## Request
Could you write out every record below exactly, leaving out any pictures?

-- start of Supplied records --

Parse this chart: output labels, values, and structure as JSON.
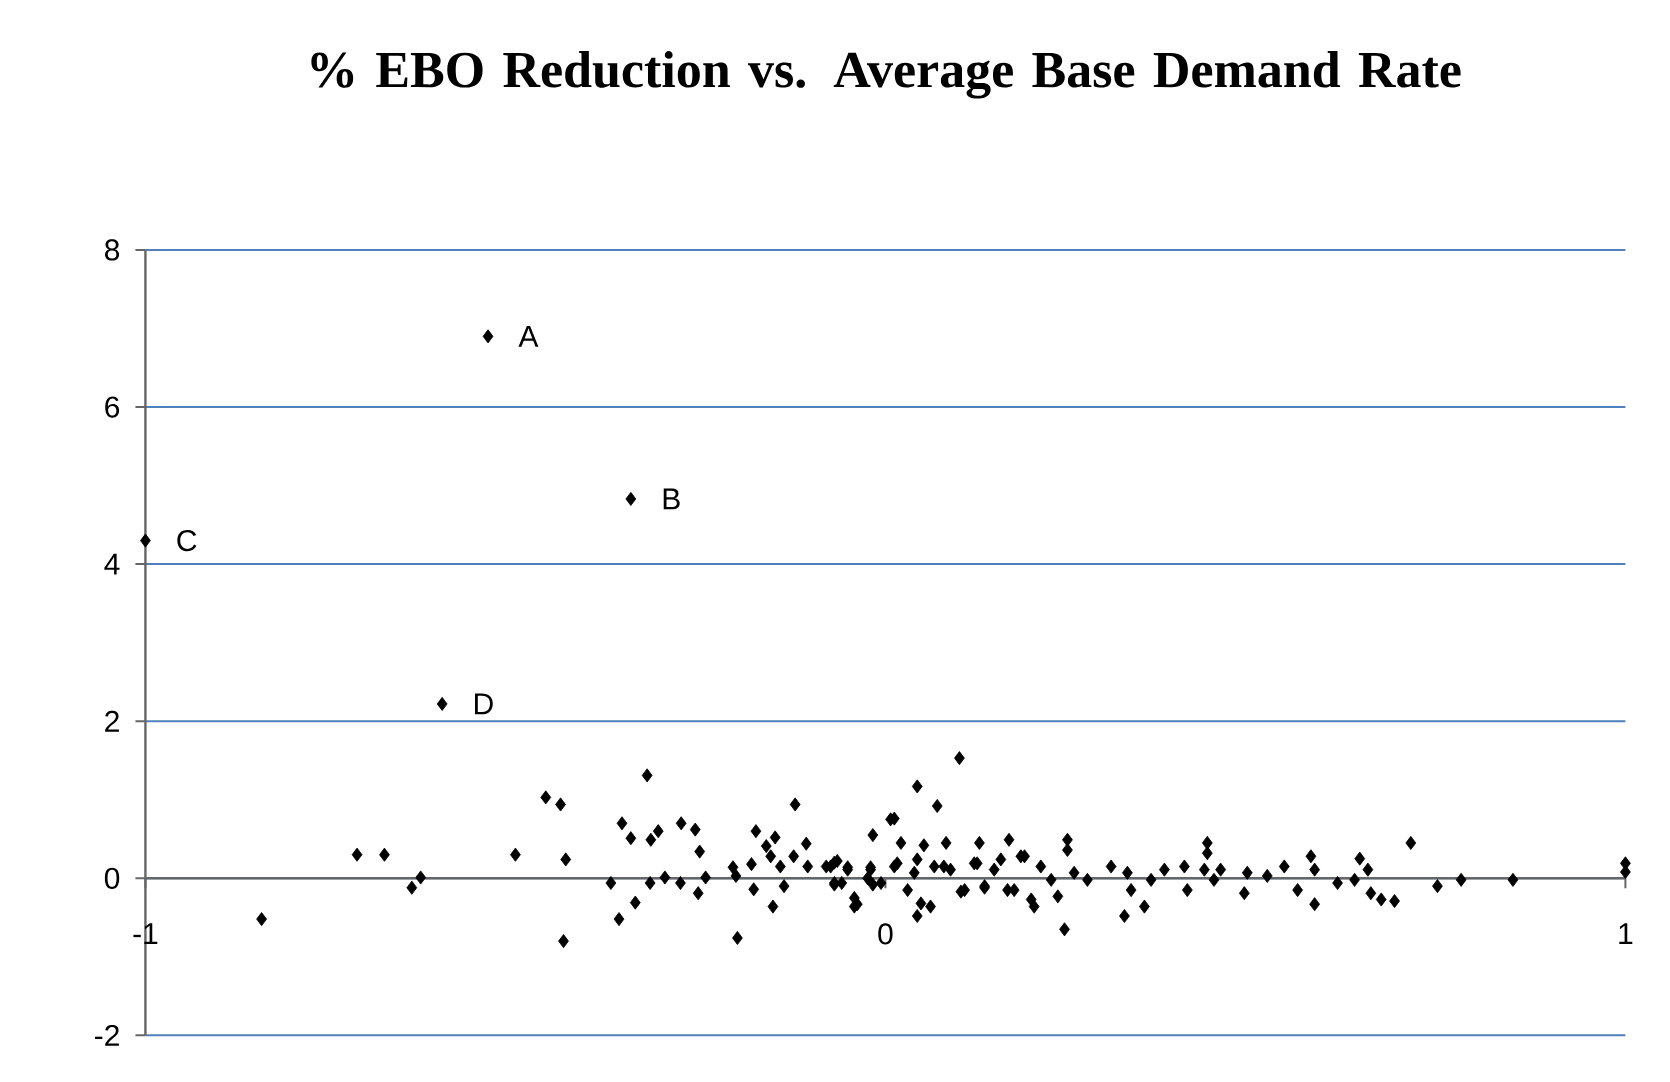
{
  "chart_data": {
    "type": "scatter",
    "title": "% EBO Reduction vs. Average Base Demand Rate",
    "x": [
      -0.537,
      -0.344,
      -1.0,
      -0.599,
      -0.843,
      -0.714,
      -0.677,
      -0.64,
      -0.628,
      -0.5,
      -0.459,
      -0.439,
      -0.432,
      -0.435,
      -0.371,
      -0.356,
      -0.344,
      -0.36,
      -0.338,
      -0.322,
      -0.317,
      -0.307,
      -0.318,
      -0.298,
      -0.276,
      -0.257,
      -0.251,
      -0.277,
      -0.243,
      -0.253,
      -0.206,
      -0.202,
      -0.2,
      -0.178,
      -0.181,
      -0.175,
      -0.161,
      -0.149,
      -0.152,
      -0.155,
      -0.142,
      -0.137,
      -0.122,
      -0.124,
      -0.107,
      -0.105,
      -0.08,
      -0.069,
      -0.069,
      -0.051,
      -0.059,
      -0.042,
      -0.042,
      -0.02,
      -0.017,
      -0.017,
      0.007,
      0.012,
      0.043,
      0.07,
      0.1,
      0.021,
      0.052,
      0.082,
      0.127,
      0.167,
      0.016,
      0.039,
      0.066,
      0.088,
      0.12,
      0.147,
      0.188,
      0.03,
      0.048,
      0.043,
      0.061,
      0.102,
      0.134,
      0.165,
      0.197,
      -0.006,
      -0.024,
      -0.069,
      -0.065,
      -0.038,
      -0.074,
      -0.051,
      -0.02,
      0.012,
      0.043,
      0.079,
      0.107,
      0.124,
      0.156,
      0.183,
      0.134,
      0.174,
      0.201,
      0.21,
      0.224,
      0.242,
      0.233,
      0.255,
      0.246,
      0.246,
      0.273,
      0.305,
      0.327,
      0.323,
      0.332,
      0.35,
      0.359,
      0.377,
      0.404,
      0.408,
      0.431,
      0.435,
      0.435,
      0.453,
      0.444,
      0.485,
      0.489,
      0.516,
      0.539,
      0.557,
      0.575,
      0.58,
      0.58,
      0.611,
      0.634,
      0.641,
      0.652,
      0.656,
      0.67,
      0.688,
      0.71,
      0.746,
      0.778,
      0.848,
      1.0,
      1.0
    ],
    "values": [
      6.9,
      4.83,
      4.3,
      2.22,
      -0.52,
      0.3,
      0.3,
      -0.12,
      0.01,
      0.3,
      1.03,
      0.94,
      0.24,
      -0.8,
      -0.06,
      0.7,
      0.51,
      -0.52,
      -0.31,
      1.31,
      0.49,
      0.6,
      -0.06,
      0.01,
      0.7,
      0.62,
      0.34,
      -0.06,
      0.01,
      -0.19,
      0.14,
      0.03,
      -0.76,
      -0.14,
      0.18,
      0.6,
      0.41,
      0.52,
      -0.36,
      0.28,
      0.15,
      -0.1,
      0.94,
      0.28,
      0.44,
      0.15,
      0.15,
      0.2,
      -0.08,
      0.14,
      -0.06,
      -0.36,
      -0.25,
      0.14,
      0.55,
      -0.08,
      0.75,
      0.76,
      1.17,
      0.92,
      1.53,
      0.45,
      0.42,
      0.45,
      0.45,
      0.49,
      0.19,
      0.07,
      0.15,
      0.11,
      0.19,
      0.11,
      0.28,
      -0.15,
      -0.32,
      -0.48,
      -0.36,
      -0.17,
      -0.12,
      -0.15,
      -0.27,
      -0.06,
      0.0,
      -0.06,
      0.22,
      -0.33,
      0.15,
      0.11,
      0.11,
      0.15,
      0.24,
      0.15,
      -0.15,
      0.19,
      0.24,
      0.28,
      -0.1,
      -0.15,
      -0.36,
      0.15,
      -0.02,
      -0.65,
      -0.23,
      0.07,
      0.36,
      0.49,
      -0.02,
      0.15,
      0.07,
      -0.48,
      -0.15,
      -0.36,
      -0.02,
      0.11,
      0.15,
      -0.15,
      0.11,
      0.32,
      0.45,
      0.11,
      -0.02,
      -0.19,
      0.07,
      0.03,
      0.15,
      -0.15,
      0.28,
      0.11,
      -0.33,
      -0.06,
      -0.02,
      0.25,
      0.11,
      -0.19,
      -0.27,
      -0.29,
      0.45,
      -0.1,
      -0.02,
      -0.02,
      0.19,
      0.08
    ],
    "color": "#000000",
    "marker": "diamond",
    "xlim": [
      -1,
      1
    ],
    "xticks": [
      -1,
      0,
      1
    ],
    "ylim": [
      -2,
      8
    ],
    "yticks": [
      -2,
      0,
      2,
      4,
      6,
      8
    ],
    "grid": "y",
    "annotations": [
      {
        "text": "A",
        "x": -0.537,
        "y": 6.9
      },
      {
        "text": "B",
        "x": -0.344,
        "y": 4.83
      },
      {
        "text": "C",
        "x": -1.0,
        "y": 4.3
      },
      {
        "text": "D",
        "x": -0.599,
        "y": 2.22
      }
    ]
  }
}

-- end of Supplied records --

## Result
Parse this chart: output labels, values, and structure as JSON.
{
  "chart_data": {
    "type": "scatter",
    "title": "% EBO Reduction vs. Average Base Demand Rate",
    "x": [
      -0.537,
      -0.344,
      -1.0,
      -0.599,
      -0.843,
      -0.714,
      -0.677,
      -0.64,
      -0.628,
      -0.5,
      -0.459,
      -0.439,
      -0.432,
      -0.435,
      -0.371,
      -0.356,
      -0.344,
      -0.36,
      -0.338,
      -0.322,
      -0.317,
      -0.307,
      -0.318,
      -0.298,
      -0.276,
      -0.257,
      -0.251,
      -0.277,
      -0.243,
      -0.253,
      -0.206,
      -0.202,
      -0.2,
      -0.178,
      -0.181,
      -0.175,
      -0.161,
      -0.149,
      -0.152,
      -0.155,
      -0.142,
      -0.137,
      -0.122,
      -0.124,
      -0.107,
      -0.105,
      -0.08,
      -0.069,
      -0.069,
      -0.051,
      -0.059,
      -0.042,
      -0.042,
      -0.02,
      -0.017,
      -0.017,
      0.007,
      0.012,
      0.043,
      0.07,
      0.1,
      0.021,
      0.052,
      0.082,
      0.127,
      0.167,
      0.016,
      0.039,
      0.066,
      0.088,
      0.12,
      0.147,
      0.188,
      0.03,
      0.048,
      0.043,
      0.061,
      0.102,
      0.134,
      0.165,
      0.197,
      -0.006,
      -0.024,
      -0.069,
      -0.065,
      -0.038,
      -0.074,
      -0.051,
      -0.02,
      0.012,
      0.043,
      0.079,
      0.107,
      0.124,
      0.156,
      0.183,
      0.134,
      0.174,
      0.201,
      0.21,
      0.224,
      0.242,
      0.233,
      0.255,
      0.246,
      0.246,
      0.273,
      0.305,
      0.327,
      0.323,
      0.332,
      0.35,
      0.359,
      0.377,
      0.404,
      0.408,
      0.431,
      0.435,
      0.435,
      0.453,
      0.444,
      0.485,
      0.489,
      0.516,
      0.539,
      0.557,
      0.575,
      0.58,
      0.58,
      0.611,
      0.634,
      0.641,
      0.652,
      0.656,
      0.67,
      0.688,
      0.71,
      0.746,
      0.778,
      0.848,
      1.0,
      1.0
    ],
    "values": [
      6.9,
      4.83,
      4.3,
      2.22,
      -0.52,
      0.3,
      0.3,
      -0.12,
      0.01,
      0.3,
      1.03,
      0.94,
      0.24,
      -0.8,
      -0.06,
      0.7,
      0.51,
      -0.52,
      -0.31,
      1.31,
      0.49,
      0.6,
      -0.06,
      0.01,
      0.7,
      0.62,
      0.34,
      -0.06,
      0.01,
      -0.19,
      0.14,
      0.03,
      -0.76,
      -0.14,
      0.18,
      0.6,
      0.41,
      0.52,
      -0.36,
      0.28,
      0.15,
      -0.1,
      0.94,
      0.28,
      0.44,
      0.15,
      0.15,
      0.2,
      -0.08,
      0.14,
      -0.06,
      -0.36,
      -0.25,
      0.14,
      0.55,
      -0.08,
      0.75,
      0.76,
      1.17,
      0.92,
      1.53,
      0.45,
      0.42,
      0.45,
      0.45,
      0.49,
      0.19,
      0.07,
      0.15,
      0.11,
      0.19,
      0.11,
      0.28,
      -0.15,
      -0.32,
      -0.48,
      -0.36,
      -0.17,
      -0.12,
      -0.15,
      -0.27,
      -0.06,
      0.0,
      -0.06,
      0.22,
      -0.33,
      0.15,
      0.11,
      0.11,
      0.15,
      0.24,
      0.15,
      -0.15,
      0.19,
      0.24,
      0.28,
      -0.1,
      -0.15,
      -0.36,
      0.15,
      -0.02,
      -0.65,
      -0.23,
      0.07,
      0.36,
      0.49,
      -0.02,
      0.15,
      0.07,
      -0.48,
      -0.15,
      -0.36,
      -0.02,
      0.11,
      0.15,
      -0.15,
      0.11,
      0.32,
      0.45,
      0.11,
      -0.02,
      -0.19,
      0.07,
      0.03,
      0.15,
      -0.15,
      0.28,
      0.11,
      -0.33,
      -0.06,
      -0.02,
      0.25,
      0.11,
      -0.19,
      -0.27,
      -0.29,
      0.45,
      -0.1,
      -0.02,
      -0.02,
      0.19,
      0.08
    ],
    "color": "#000000",
    "marker": "diamond",
    "xlim": [
      -1,
      1
    ],
    "xticks": [
      -1,
      0,
      1
    ],
    "ylim": [
      -2,
      8
    ],
    "yticks": [
      -2,
      0,
      2,
      4,
      6,
      8
    ],
    "grid": "y",
    "annotations": [
      {
        "text": "A",
        "x": -0.537,
        "y": 6.9
      },
      {
        "text": "B",
        "x": -0.344,
        "y": 4.83
      },
      {
        "text": "C",
        "x": -1.0,
        "y": 4.3
      },
      {
        "text": "D",
        "x": -0.599,
        "y": 2.22
      }
    ]
  }
}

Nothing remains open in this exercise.